- Page excerpt:
☆ ☆ ☆ ☆ ☆

Lines of Code
yes (GNU) 50
Yes-rs 1,302 (26x more)
The cost benefit analysis on this will be interesting given this is 26X more code to manage, and could also introduce a whole new toolchain to build base.
A few days ago I had the very foolish notion of trying to learn assembly for x64 Linux. It came out to 73 lines of code and weighs in at 288 bytes. It doesn't support the --help or --version arguments.
error!(" Quantum verification failed (this literally cannot happen in Rust)");
error!(" The borrow checker should have prevented this...");
error!(" This is probably a cosmic ray bit flip, not a Rust issue");
error!(
" In C++ this would have been a segfault, but Rust gave us a nice error"
);
return Err(format!(" Rust error (still better than C++): {:?}", e).into());
Looking at the source code, this seems to be missing localization. I would have thought that Rust’s type system would catch that. For example, the Uzbek word for “no” starts with a “y”, so this will lead to insidious bugs in that locale. Not locale-safe at all.

☆ ☆ ☆ ☆ ☆

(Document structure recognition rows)
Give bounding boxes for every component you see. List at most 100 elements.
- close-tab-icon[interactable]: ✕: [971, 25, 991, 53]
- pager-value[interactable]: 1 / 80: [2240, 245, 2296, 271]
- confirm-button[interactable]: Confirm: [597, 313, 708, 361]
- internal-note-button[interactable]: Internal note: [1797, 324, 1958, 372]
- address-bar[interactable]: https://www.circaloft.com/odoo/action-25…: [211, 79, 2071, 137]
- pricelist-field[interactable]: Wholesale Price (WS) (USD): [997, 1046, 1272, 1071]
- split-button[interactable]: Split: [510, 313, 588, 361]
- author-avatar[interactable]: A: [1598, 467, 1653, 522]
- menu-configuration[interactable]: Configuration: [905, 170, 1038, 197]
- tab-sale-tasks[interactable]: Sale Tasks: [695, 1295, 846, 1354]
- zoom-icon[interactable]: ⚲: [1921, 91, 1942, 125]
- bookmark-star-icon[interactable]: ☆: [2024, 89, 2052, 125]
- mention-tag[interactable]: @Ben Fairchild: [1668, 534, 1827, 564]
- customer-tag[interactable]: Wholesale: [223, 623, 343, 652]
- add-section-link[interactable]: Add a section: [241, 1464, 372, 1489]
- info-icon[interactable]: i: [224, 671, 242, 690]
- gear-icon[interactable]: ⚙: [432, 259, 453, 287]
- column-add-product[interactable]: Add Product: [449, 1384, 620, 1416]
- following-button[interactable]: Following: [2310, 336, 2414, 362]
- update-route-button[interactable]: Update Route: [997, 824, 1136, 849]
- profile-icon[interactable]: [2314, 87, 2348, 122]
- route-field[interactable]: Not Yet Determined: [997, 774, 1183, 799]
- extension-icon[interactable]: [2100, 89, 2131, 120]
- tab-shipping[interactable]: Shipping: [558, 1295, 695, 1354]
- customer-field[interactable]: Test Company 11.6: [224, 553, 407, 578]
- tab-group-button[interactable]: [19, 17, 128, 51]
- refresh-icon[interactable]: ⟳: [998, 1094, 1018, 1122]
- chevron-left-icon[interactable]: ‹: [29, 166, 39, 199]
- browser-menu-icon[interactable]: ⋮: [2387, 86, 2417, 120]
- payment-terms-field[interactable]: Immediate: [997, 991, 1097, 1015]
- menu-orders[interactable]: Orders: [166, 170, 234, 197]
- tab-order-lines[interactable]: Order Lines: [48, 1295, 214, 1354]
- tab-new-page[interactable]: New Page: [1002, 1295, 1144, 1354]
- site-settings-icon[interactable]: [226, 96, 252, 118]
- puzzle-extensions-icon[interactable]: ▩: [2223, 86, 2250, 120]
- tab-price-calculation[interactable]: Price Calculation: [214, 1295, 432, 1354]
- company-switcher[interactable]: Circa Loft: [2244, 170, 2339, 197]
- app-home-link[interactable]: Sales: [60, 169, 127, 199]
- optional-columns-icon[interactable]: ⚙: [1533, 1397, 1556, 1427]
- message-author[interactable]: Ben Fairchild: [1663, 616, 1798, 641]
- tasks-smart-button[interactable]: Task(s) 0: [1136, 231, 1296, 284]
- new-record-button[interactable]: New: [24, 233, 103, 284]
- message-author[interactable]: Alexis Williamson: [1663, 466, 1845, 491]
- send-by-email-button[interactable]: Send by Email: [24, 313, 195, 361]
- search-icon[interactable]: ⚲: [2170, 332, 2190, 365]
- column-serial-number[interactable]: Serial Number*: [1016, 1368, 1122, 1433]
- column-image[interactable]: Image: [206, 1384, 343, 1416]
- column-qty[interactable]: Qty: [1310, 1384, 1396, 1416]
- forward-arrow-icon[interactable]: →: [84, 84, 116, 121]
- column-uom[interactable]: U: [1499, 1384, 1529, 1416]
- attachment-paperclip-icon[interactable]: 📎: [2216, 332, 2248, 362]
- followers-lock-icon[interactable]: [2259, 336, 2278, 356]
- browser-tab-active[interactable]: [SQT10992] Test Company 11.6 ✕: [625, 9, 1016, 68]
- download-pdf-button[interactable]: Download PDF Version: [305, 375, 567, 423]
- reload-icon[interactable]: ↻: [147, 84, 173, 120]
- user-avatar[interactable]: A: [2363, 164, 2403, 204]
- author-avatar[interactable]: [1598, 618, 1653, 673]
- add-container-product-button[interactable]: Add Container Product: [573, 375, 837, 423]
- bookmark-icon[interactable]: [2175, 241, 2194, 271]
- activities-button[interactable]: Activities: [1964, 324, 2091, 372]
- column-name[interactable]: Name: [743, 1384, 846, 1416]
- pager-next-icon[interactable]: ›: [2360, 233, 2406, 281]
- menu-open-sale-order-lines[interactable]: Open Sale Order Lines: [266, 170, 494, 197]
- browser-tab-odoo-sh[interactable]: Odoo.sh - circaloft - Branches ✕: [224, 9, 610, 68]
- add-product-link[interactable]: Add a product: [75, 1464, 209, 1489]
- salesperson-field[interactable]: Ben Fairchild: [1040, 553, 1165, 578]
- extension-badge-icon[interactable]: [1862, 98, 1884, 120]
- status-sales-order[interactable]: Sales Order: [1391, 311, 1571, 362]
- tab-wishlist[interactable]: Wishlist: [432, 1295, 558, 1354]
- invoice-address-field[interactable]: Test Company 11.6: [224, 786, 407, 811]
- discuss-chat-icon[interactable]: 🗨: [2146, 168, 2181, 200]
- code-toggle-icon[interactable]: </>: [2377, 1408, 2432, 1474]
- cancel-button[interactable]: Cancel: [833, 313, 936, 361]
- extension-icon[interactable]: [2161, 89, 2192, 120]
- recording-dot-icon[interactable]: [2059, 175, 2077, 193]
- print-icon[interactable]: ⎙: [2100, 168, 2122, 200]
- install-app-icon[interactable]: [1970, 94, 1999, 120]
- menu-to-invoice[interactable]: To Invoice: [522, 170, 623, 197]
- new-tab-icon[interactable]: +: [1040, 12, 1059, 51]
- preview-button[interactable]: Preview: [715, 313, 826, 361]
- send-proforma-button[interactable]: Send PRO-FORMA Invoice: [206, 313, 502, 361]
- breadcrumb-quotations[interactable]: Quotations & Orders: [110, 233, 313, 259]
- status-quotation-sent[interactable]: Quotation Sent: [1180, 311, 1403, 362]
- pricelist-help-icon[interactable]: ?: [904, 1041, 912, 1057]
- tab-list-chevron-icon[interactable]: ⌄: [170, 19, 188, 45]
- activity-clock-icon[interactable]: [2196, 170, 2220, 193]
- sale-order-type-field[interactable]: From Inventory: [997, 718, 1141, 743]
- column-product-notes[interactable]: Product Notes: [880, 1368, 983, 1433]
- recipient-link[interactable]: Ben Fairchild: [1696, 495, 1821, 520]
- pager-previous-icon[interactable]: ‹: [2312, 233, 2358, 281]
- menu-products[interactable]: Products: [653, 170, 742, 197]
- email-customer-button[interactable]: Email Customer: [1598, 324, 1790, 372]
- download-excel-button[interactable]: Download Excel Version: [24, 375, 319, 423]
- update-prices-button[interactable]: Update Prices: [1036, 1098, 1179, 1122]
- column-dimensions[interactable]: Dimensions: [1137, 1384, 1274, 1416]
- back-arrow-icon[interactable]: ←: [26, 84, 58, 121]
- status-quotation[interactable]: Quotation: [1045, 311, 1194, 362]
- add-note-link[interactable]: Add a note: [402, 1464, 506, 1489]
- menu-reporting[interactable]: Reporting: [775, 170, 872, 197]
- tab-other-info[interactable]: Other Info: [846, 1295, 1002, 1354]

☆ ☆ ☆ ☆ ☆

- Problem set:
a) In the yes-rs discussion, begin at the words "The cost benefit" and stop after "or --version arguments.", writing the passage out again with "assembly" substituted by "Rust".
b) Based on the yes-rs discussion, state yes or no for each statement below and quote the words that decide it: (i) GNU yes has 50 lines of code. (ii) The assembly version accepts the --help argument. (iii) The assembly version is 288 bytes in size.
c) Carry on the yes-rs discussion after its last sentence.

- Replies:
a)
The cost benefit analysis on this will be interesting given this is 26X more code to manage, and could also introduce a whole new toolchain to build base.
A few days ago I had the very foolish notion of trying to learn Rust for x64 Linux. It came out to 73 lines of code and weighs in at 288 bytes. It doesn't support the --help or --version arguments.

b)
(i) Yes: "yes (GNU) 50"
(ii) No: "It doesn't support the --help or --version arguments."
(iii) Yes: "weighs in at 288 bytes"

c)
This is a rather new project so this should be obvious, but anyone looking to use this should be wary of it's quantum resistant security claims (on line 1 no less). Scanning through the code, I didn't see any reference to any state of the art post-quantum algorithms. In its current state, it seems entirely possible that the output of this code could be broken by a future quantum computer.
I see there is an optimization flag for 'MICROSERVICE_ARCHITECTURE' and 'BLOCKCHAIN_ENABLED' which doesn't seem to be used anywhere else in the code yet. Perhaps that's part of the roadmap toward resolving this issue, and it's just not ready yet.
Until I actually went to read the code, I thought this was just a kinda lame overplayed joke, but the number of lines they listed made me really curious: how did they manage to beef up the SLOC that much? After reading a bit of the source code, I take it back. That's definitely venturing into the territory of art.
I personally like my lack-of-safety where I can see it, which is why I find it much more relaxing to drive a car when the engine is already on fire, rather than one where I can't see any visible flames.
I feel like the safe equivalent of this is not to have it at all. You know when something FEELS wrong?
Like using selenium to automate a web task?
Or like using javascript on the kernel?
Or using C# on linux?
It just doesn't feel right to write an application whose mode of operation is unsafe (sending a string over IO) whose raison d'etre is unsafe (saying yes to everything without reading it), and to write it in a memory safe way.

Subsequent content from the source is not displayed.